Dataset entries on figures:

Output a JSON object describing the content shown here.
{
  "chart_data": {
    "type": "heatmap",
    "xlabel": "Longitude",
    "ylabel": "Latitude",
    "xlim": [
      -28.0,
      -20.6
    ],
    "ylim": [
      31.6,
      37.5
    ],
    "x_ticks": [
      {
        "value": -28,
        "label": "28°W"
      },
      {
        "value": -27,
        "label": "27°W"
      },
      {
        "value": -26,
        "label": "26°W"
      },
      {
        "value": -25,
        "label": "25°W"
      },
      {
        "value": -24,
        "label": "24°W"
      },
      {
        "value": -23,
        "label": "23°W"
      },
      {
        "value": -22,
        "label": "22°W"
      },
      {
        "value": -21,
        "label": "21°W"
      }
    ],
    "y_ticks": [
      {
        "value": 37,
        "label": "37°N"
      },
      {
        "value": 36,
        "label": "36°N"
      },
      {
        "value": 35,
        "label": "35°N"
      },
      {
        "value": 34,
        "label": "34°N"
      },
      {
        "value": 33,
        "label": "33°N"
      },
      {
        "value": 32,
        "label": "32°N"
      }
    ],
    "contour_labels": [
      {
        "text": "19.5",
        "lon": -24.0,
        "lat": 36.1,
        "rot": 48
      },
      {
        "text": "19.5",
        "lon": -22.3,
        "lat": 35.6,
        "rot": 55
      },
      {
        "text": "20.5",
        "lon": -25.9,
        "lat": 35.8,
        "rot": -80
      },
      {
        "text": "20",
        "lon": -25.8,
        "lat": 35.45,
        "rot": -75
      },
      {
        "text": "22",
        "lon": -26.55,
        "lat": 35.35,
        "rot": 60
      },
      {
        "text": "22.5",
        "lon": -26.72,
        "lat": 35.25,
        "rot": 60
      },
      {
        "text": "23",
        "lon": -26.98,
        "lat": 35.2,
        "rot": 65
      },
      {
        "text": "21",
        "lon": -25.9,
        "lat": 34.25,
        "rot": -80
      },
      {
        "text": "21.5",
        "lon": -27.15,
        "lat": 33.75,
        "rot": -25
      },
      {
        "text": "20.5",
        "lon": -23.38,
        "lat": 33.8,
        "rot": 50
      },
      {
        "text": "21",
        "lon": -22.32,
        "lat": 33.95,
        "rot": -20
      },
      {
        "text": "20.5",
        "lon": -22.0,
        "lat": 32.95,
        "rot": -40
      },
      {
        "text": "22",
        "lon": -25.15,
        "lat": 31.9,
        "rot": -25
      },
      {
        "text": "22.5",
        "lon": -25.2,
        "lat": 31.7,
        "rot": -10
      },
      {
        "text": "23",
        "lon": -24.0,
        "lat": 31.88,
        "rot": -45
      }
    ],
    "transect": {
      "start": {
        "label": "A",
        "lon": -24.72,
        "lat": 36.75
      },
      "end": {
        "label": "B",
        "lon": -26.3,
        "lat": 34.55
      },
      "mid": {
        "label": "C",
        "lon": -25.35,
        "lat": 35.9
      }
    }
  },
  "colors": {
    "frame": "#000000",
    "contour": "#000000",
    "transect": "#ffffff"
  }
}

EXERCISE OBJECTIVE
The whole listing above needs to be written out again exactly.

OUTPUT BELOW
Output a JSON object describing the content shown here.
{
  "chart_data": {
    "type": "heatmap",
    "xlabel": "Longitude",
    "ylabel": "Latitude",
    "xlim": [
      -28.0,
      -20.6
    ],
    "ylim": [
      31.6,
      37.5
    ],
    "x_ticks": [
      {
        "value": -28,
        "label": "28°W"
      },
      {
        "value": -27,
        "label": "27°W"
      },
      {
        "value": -26,
        "label": "26°W"
      },
      {
        "value": -25,
        "label": "25°W"
      },
      {
        "value": -24,
        "label": "24°W"
      },
      {
        "value": -23,
        "label": "23°W"
      },
      {
        "value": -22,
        "label": "22°W"
      },
      {
        "value": -21,
        "label": "21°W"
      }
    ],
    "y_ticks": [
      {
        "value": 37,
        "label": "37°N"
      },
      {
        "value": 36,
        "label": "36°N"
      },
      {
        "value": 35,
        "label": "35°N"
      },
      {
        "value": 34,
        "label": "34°N"
      },
      {
        "value": 33,
        "label": "33°N"
      },
      {
        "value": 32,
        "label": "32°N"
      }
    ],
    "contour_labels": [
      {
        "text": "19.5",
        "lon": -24.0,
        "lat": 36.1,
        "rot": 48
      },
      {
        "text": "19.5",
        "lon": -22.3,
        "lat": 35.6,
        "rot": 55
      },
      {
        "text": "20.5",
        "lon": -25.9,
        "lat": 35.8,
        "rot": -80
      },
      {
        "text": "20",
        "lon": -25.8,
        "lat": 35.45,
        "rot": -75
      },
      {
        "text": "22",
        "lon": -26.55,
        "lat": 35.35,
        "rot": 60
      },
      {
        "text": "22.5",
        "lon": -26.72,
        "lat": 35.25,
        "rot": 60
      },
      {
        "text": "23",
        "lon": -26.98,
        "lat": 35.2,
        "rot": 65
      },
      {
        "text": "21",
        "lon": -25.9,
        "lat": 34.25,
        "rot": -80
      },
      {
        "text": "21.5",
        "lon": -27.15,
        "lat": 33.75,
        "rot": -25
      },
      {
        "text": "20.5",
        "lon": -23.38,
        "lat": 33.8,
        "rot": 50
      },
      {
        "text": "21",
        "lon": -22.32,
        "lat": 33.95,
        "rot": -20
      },
      {
        "text": "20.5",
        "lon": -22.0,
        "lat": 32.95,
        "rot": -40
      },
      {
        "text": "22",
        "lon": -25.15,
        "lat": 31.9,
        "rot": -25
      },
      {
        "text": "22.5",
        "lon": -25.2,
        "lat": 31.7,
        "rot": -10
      },
      {
        "text": "23",
        "lon": -24.0,
        "lat": 31.88,
        "rot": -45
      }
    ],
    "transect": {
      "start": {
        "label": "A",
        "lon": -24.72,
        "lat": 36.75
      },
      "end": {
        "label": "B",
        "lon": -26.3,
        "lat": 34.55
      },
      "mid": {
        "label": "C",
        "lon": -25.35,
        "lat": 35.9
      }
    }
  },
  "colors": {
    "frame": "#000000",
    "contour": "#000000",
    "transect": "#ffffff"
  }
}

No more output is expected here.